### TASK TO CARRY OUT
Reproduce each line exactly. Skip none.

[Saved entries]
## Start

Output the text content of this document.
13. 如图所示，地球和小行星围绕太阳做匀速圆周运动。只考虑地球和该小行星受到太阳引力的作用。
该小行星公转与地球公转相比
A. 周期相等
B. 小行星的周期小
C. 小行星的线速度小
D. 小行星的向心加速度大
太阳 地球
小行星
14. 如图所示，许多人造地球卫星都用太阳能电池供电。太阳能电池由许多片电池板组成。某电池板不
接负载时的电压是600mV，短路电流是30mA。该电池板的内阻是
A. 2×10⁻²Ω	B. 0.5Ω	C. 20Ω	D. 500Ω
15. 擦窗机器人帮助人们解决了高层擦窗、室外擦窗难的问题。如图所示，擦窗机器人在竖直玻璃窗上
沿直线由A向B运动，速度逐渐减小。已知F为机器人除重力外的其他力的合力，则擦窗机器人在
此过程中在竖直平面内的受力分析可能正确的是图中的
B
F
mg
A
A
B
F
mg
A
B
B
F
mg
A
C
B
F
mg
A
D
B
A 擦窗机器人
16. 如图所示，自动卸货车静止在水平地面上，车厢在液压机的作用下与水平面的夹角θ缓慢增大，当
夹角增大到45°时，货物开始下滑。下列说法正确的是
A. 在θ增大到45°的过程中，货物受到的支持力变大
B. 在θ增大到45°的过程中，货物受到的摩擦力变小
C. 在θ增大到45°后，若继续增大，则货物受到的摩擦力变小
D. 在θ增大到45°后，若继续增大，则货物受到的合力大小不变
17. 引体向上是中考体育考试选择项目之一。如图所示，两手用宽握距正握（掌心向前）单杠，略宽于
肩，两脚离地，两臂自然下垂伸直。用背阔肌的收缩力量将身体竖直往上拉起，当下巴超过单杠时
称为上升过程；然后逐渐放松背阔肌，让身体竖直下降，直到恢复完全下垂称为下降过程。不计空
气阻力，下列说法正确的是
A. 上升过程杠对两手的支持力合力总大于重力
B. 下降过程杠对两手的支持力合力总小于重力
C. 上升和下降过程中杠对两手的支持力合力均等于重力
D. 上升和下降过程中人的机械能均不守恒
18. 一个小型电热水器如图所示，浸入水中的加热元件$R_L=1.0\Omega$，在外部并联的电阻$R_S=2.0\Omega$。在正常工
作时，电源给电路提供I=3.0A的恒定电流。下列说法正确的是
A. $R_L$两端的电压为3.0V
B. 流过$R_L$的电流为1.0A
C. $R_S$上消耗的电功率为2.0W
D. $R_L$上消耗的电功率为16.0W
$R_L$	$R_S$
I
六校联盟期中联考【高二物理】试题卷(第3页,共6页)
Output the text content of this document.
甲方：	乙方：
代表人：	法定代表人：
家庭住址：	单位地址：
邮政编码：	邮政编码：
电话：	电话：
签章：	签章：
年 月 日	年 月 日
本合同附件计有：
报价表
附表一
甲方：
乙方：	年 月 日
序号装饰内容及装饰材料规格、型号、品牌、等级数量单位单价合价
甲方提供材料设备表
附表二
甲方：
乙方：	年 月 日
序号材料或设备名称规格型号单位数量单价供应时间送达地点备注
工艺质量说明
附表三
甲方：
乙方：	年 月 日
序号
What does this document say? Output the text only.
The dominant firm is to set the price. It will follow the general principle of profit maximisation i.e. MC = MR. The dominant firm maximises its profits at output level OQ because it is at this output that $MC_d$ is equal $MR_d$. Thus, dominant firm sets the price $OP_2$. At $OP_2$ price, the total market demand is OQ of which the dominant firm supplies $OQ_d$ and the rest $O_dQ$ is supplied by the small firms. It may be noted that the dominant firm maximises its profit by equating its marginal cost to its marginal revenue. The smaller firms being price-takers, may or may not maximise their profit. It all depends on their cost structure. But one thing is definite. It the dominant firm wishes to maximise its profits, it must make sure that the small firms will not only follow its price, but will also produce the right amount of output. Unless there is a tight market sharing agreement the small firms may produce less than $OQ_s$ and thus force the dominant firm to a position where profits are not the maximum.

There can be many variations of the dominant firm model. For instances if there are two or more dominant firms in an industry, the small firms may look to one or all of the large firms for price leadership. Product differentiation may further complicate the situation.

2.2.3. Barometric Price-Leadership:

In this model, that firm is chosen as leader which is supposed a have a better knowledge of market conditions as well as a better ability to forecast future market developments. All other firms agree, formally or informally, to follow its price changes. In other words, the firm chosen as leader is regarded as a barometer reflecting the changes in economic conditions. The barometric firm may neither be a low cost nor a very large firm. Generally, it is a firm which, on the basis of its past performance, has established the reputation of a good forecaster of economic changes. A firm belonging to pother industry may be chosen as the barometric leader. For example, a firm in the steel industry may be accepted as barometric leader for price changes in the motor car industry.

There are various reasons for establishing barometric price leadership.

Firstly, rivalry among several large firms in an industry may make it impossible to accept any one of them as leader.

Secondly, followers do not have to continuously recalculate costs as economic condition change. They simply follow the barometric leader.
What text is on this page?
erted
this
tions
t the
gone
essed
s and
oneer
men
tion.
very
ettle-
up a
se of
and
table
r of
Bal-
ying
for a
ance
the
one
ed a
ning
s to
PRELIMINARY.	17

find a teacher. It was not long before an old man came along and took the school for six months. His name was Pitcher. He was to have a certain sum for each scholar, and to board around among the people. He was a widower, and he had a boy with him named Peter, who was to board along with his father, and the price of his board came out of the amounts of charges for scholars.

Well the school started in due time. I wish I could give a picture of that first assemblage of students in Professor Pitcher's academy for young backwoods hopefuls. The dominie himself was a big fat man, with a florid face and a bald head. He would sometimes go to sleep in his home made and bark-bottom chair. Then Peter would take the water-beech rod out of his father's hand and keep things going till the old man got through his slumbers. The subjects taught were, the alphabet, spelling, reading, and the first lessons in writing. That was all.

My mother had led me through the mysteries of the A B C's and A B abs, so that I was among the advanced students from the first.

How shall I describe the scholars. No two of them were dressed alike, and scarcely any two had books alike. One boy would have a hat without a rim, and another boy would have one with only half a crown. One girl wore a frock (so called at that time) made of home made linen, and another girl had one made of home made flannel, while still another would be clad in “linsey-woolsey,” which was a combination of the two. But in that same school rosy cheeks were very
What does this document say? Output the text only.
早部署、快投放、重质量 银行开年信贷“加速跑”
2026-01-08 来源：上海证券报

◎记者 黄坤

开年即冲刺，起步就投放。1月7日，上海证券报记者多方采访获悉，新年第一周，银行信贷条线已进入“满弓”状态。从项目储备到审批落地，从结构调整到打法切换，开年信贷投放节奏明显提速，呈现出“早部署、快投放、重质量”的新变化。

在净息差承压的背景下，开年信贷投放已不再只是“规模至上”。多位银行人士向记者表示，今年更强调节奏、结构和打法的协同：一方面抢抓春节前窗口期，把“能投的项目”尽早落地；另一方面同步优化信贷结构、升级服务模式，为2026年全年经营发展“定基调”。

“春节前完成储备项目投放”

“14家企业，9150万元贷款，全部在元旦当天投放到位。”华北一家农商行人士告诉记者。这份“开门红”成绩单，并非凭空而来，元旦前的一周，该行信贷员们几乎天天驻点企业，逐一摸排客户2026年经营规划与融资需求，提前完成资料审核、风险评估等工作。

## End

### OUTPUT FOR THIS TASK
Output the text content of this document.
13. 如图所示，地球和小行星围绕太阳做匀速圆周运动。只考虑地球和该小行星受到太阳引力的作用。
该小行星公转与地球公转相比
A. 周期相等
B. 小行星的周期小
C. 小行星的线速度小
D. 小行星的向心加速度大
太阳 地球
小行星
14. 如图所示，许多人造地球卫星都用太阳能电池供电。太阳能电池由许多片电池板组成。某电池板不
接负载时的电压是600mV，短路电流是30mA。该电池板的内阻是
A. 2×10⁻²Ω	B. 0.5Ω	C. 20Ω	D. 500Ω
15. 擦窗机器人帮助人们解决了高层擦窗、室外擦窗难的问题。如图所示，擦窗机器人在竖直玻璃窗上
沿直线由A向B运动，速度逐渐减小。已知F为机器人除重力外的其他力的合力，则擦窗机器人在
此过程中在竖直平面内的受力分析可能正确的是图中的
B
F
mg
A
A
B
F
mg
A
B
B
F
mg
A
C
B
F
mg
A
D
B
A 擦窗机器人
16. 如图所示，自动卸货车静止在水平地面上，车厢在液压机的作用下与水平面的夹角θ缓慢增大，当
夹角增大到45°时，货物开始下滑。下列说法正确的是
A. 在θ增大到45°的过程中，货物受到的支持力变大
B. 在θ增大到45°的过程中，货物受到的摩擦力变小
C. 在θ增大到45°后，若继续增大，则货物受到的摩擦力变小
D. 在θ增大到45°后，若继续增大，则货物受到的合力大小不变
17. 引体向上是中考体育考试选择项目之一。如图所示，两手用宽握距正握（掌心向前）单杠，略宽于
肩，两脚离地，两臂自然下垂伸直。用背阔肌的收缩力量将身体竖直往上拉起，当下巴超过单杠时
称为上升过程；然后逐渐放松背阔肌，让身体竖直下降，直到恢复完全下垂称为下降过程。不计空
气阻力，下列说法正确的是
A. 上升过程杠对两手的支持力合力总大于重力
B. 下降过程杠对两手的支持力合力总小于重力
C. 上升和下降过程中杠对两手的支持力合力均等于重力
D. 上升和下降过程中人的机械能均不守恒
18. 一个小型电热水器如图所示，浸入水中的加热元件$R_L=1.0\Omega$，在外部并联的电阻$R_S=2.0\Omega$。在正常工
作时，电源给电路提供I=3.0A的恒定电流。下列说法正确的是
A. $R_L$两端的电压为3.0V
B. 流过$R_L$的电流为1.0A
C. $R_S$上消耗的电功率为2.0W
D. $R_L$上消耗的电功率为16.0W
$R_L$	$R_S$
I
六校联盟期中联考【高二物理】试题卷(第3页,共6页)
Output the text content of this document.
甲方：	乙方：
代表人：	法定代表人：
家庭住址：	单位地址：
邮政编码：	邮政编码：
电话：	电话：
签章：	签章：
年 月 日	年 月 日
本合同附件计有：
报价表
附表一
甲方：
乙方：	年 月 日
序号装饰内容及装饰材料规格、型号、品牌、等级数量单位单价合价
甲方提供材料设备表
附表二
甲方：
乙方：	年 月 日
序号材料或设备名称规格型号单位数量单价供应时间送达地点备注
工艺质量说明
附表三
甲方：
乙方：	年 月 日
序号
What does this document say? Output the text only.
The dominant firm is to set the price. It will follow the general principle of profit maximisation i.e. MC = MR. The dominant firm maximises its profits at output level OQ because it is at this output that $MC_d$ is equal $MR_d$. Thus, dominant firm sets the price $OP_2$. At $OP_2$ price, the total market demand is OQ of which the dominant firm supplies $OQ_d$ and the rest $O_dQ$ is supplied by the small firms. It may be noted that the dominant firm maximises its profit by equating its marginal cost to its marginal revenue. The smaller firms being price-takers, may or may not maximise their profit. It all depends on their cost structure. But one thing is definite. It the dominant firm wishes to maximise its profits, it must make sure that the small firms will not only follow its price, but will also produce the right amount of output. Unless there is a tight market sharing agreement the small firms may produce less than $OQ_s$ and thus force the dominant firm to a position where profits are not the maximum.

There can be many variations of the dominant firm model. For instances if there are two or more dominant firms in an industry, the small firms may look to one or all of the large firms for price leadership. Product differentiation may further complicate the situation.

2.2.3. Barometric Price-Leadership:

In this model, that firm is chosen as leader which is supposed a have a better knowledge of market conditions as well as a better ability to forecast future market developments. All other firms agree, formally or informally, to follow its price changes. In other words, the firm chosen as leader is regarded as a barometer reflecting the changes in economic conditions. The barometric firm may neither be a low cost nor a very large firm. Generally, it is a firm which, on the basis of its past performance, has established the reputation of a good forecaster of economic changes. A firm belonging to pother industry may be chosen as the barometric leader. For example, a firm in the steel industry may be accepted as barometric leader for price changes in the motor car industry.

There are various reasons for establishing barometric price leadership.

Firstly, rivalry among several large firms in an industry may make it impossible to accept any one of them as leader.

Secondly, followers do not have to continuously recalculate costs as economic condition change. They simply follow the barometric leader.
What text is on this page?
erted
this
tions
t the
gone
essed
s and
oneer
men
tion.
very
ettle-
up a
se of
and
table
r of
Bal-
ying
for a
ance
the
one
ed a
ning
s to
PRELIMINARY.	17

find a teacher. It was not long before an old man came along and took the school for six months. His name was Pitcher. He was to have a certain sum for each scholar, and to board around among the people. He was a widower, and he had a boy with him named Peter, who was to board along with his father, and the price of his board came out of the amounts of charges for scholars.

Well the school started in due time. I wish I could give a picture of that first assemblage of students in Professor Pitcher's academy for young backwoods hopefuls. The dominie himself was a big fat man, with a florid face and a bald head. He would sometimes go to sleep in his home made and bark-bottom chair. Then Peter would take the water-beech rod out of his father's hand and keep things going till the old man got through his slumbers. The subjects taught were, the alphabet, spelling, reading, and the first lessons in writing. That was all.

My mother had led me through the mysteries of the A B C's and A B abs, so that I was among the advanced students from the first.

How shall I describe the scholars. No two of them were dressed alike, and scarcely any two had books alike. One boy would have a hat without a rim, and another boy would have one with only half a crown. One girl wore a frock (so called at that time) made of home made linen, and another girl had one made of home made flannel, while still another would be clad in “linsey-woolsey,” which was a combination of the two. But in that same school rosy cheeks were very
What does this document say? Output the text only.
早部署、快投放、重质量 银行开年信贷“加速跑”
2026-01-08 来源：上海证券报

◎记者 黄坤

开年即冲刺，起步就投放。1月7日，上海证券报记者多方采访获悉，新年第一周，银行信贷条线已进入“满弓”状态。从项目储备到审批落地，从结构调整到打法切换，开年信贷投放节奏明显提速，呈现出“早部署、快投放、重质量”的新变化。

在净息差承压的背景下，开年信贷投放已不再只是“规模至上”。多位银行人士向记者表示，今年更强调节奏、结构和打法的协同：一方面抢抓春节前窗口期，把“能投的项目”尽早落地；另一方面同步优化信贷结构、升级服务模式，为2026年全年经营发展“定基调”。

“春节前完成储备项目投放”

“14家企业，9150万元贷款，全部在元旦当天投放到位。”华北一家农商行人士告诉记者。这份“开门红”成绩单，并非凭空而来，元旦前的一周，该行信贷员们几乎天天驻点企业，逐一摸排客户2026年经营规划与融资需求，提前完成资料审核、风险评估等工作。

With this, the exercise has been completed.